───── TEXT BLOCK

14th January 2001
Fireworks herald New Year in Parliament
By Dilrukshi Handunneti, Lobby CorrespondentGeorge Orwell, the British philosopher perhaps foresaw what was to become a common occurrence in Paradise Isle when he stated: "In our day and age, there is no such thing as 'keeping out of politics'. All issues are political issues, and politics itself is a mass of lies, evasions, folly, hatred, and schizophrenia."
With a penchant for plummeting from the sublime to the ridiculous, our Legislature perhaps qualifies as the embodiment of what Orwell spoke of, and naturally, all that lunacy which goes into making our legislature may not change in a hurry. Though hope springs eternal- specially at the beginning of a year, it was no surprise to witness the general indiscipline- destruction of parliamentary property and the liberal use of abusive language during the week.
The drama unfolded quite early with the JVPers being eager beavers to launch their protest within the safe confines of the House on Wednesday after the wrathful reception they received on Monday. The morning lethargy was forgotten as the smarting JVP recreated the Lipton Circus atmosphere with slogan shouting and banner displays and causing Speaker Anura Bandaranaike to start the year with a suspension of sittings.
If that was an inauspicious start, Thursday's emergency debate drew nothing but blood. The morning session was deceptively quiet, barring Mahinda Samarasinghe's intervention which embarrassed Minister Ratwatte who prides himself on his military feats. Mr. Samarasinghe queried as to why the President gazetted pradeshiya sabhas under the Public Security Ordinance when there was no specific reference under the PSO for the President to make orders regarding the commencement of dates of pradeshiya sabhas. A hush fell as the minister reluctantly claimed that the specified areas being under LTTE control were four districts and 14 pradeshiya sabhas.

──────────

TASKS TO PERFORM:
**a.** Reproduce the passage of the article on New Year fireworks in Parliament starting with "With a penchant" and going on through "suspension of sittings.".
**b.** Carry on the article about the New Year fireworks in Parliament from the point where it stops.

───── DATA FOR ANALYSIS

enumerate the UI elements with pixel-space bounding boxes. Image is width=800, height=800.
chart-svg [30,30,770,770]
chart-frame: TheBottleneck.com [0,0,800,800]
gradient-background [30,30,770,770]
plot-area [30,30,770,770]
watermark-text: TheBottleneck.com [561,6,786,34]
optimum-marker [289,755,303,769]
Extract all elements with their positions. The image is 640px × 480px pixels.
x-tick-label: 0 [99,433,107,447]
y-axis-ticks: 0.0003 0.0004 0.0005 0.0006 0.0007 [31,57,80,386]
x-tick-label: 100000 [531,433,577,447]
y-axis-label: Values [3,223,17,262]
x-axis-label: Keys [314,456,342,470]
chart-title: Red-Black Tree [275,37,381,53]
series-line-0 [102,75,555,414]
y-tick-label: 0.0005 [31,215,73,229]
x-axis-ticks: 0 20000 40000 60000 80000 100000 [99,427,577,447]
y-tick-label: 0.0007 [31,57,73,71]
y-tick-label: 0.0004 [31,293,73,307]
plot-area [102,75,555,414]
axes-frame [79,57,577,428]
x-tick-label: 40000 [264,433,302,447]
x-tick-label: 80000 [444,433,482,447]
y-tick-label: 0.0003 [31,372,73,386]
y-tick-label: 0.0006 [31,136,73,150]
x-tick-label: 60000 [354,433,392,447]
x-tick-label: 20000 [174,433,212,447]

──────────

EXERCISE RESPONSES:
**a.**
With a penchant for plummeting from the sublime to the ridiculous, our Legislature perhaps qualifies as the embodiment of what Orwell spoke of, and naturally, all that lunacy which goes into making our legislature may not change in a hurry. Though hope springs eternal- specially at the beginning of a year, it was no surprise to witness the general indiscipline- destruction of parliamentary property and the liberal use of abusive language during the week.
The drama unfolded quite early with the JVPers being eager beavers to launch their protest within the safe confines of the House on Wednesday after the wrathful reception they received on Monday. The morning lethargy was forgotten as the smarting JVP recreated the Lipton Circus atmosphere with slogan shouting and banner displays and causing Speaker Anura Bandaranaike to start the year with a suspension of sittings.

**b.**
Feathers remained unruffled until JVP cannon Wimal Weerawansa began to fire and this when the House was agog with the news of Norwegian special envoy Erik Solheim visit to the Legislature. Unaffected by the general trend of digressing, Weerawansa's contention was that there was no national plan to counter resolve the ethnic issue while the government was pressed between two extremes- peace talks representing imperial interest and war effort to attract the war psychosis of Sinhalese hard-liners.
Riding the JVP's hobby horse, the arty leftist had no good word for Norway. These countries strengthen their centres and advocate the merits of power devolution to other nations. Then there's Minister Ratwatte beating war drums while others go on peace marches with the government being a puppet in the hands of promoters of federalism, he said. "Our dilemma is this. You cannot accept Eelam outrightly, hence there's the installment basis recognition. So you gradually accept the traditional homeland concept by empowering the LTTE in phases. Those with LTTE interests at heart tell us how to govern, the catch word being 'restructuring', and we go with the begging bowl and are made to eat humble pie. They have no love for us, but are interested in the oil tanks in Trincomalee, the Eastern beaches and the general robbing of this country's resources," he thundered, adding that for some, the war was a blessing while for others, it was actually their daily bread and butter. The anti Norwegian feeling ran high, and it reached a climax when Sihala Urumaya member Tilak Karunaratne decided to lambast Solheim- going to the extreme of critiquing his personal life. Injecting some life to a yawn of a debate which the UNP as the main opposition could not extract the benefit of, the Sinhala hard-liner thundered that Solheim deserved nothing but stiff opposition.
" He made startling revelations about his sexual life in his autobiography and revealed details of his divorce for money. A philanderer and an immoral creature sans honour and dignity he should not even be entertained on home soil, leave alone get involved with our country's most serious issue" he charged. And the Speaker, a seasoned politician with tonnes of diplomacy decided to gently warn the raging MP that Mr. Solheim was actually in Parliament. "Are you embarrassed by this Sir?" queried Mr. Bandaranaike's former loyalist, and the Speaker emphatically shook his head- adding that a member definitely had a right to his say, and Mr. Karunaratne needed no more prodding to continue his zealous attack.
"All communities live in peace here. There is nothing we ourselves cannot solve. We don't need the intervention of a man who actively assisted the destruction of a Serb leader ," he sniped.
Rauf Hakeem during his days as deputy chairman of committees was a much loved man with a rare gift for smoothing ruffled feathers and maintaining order.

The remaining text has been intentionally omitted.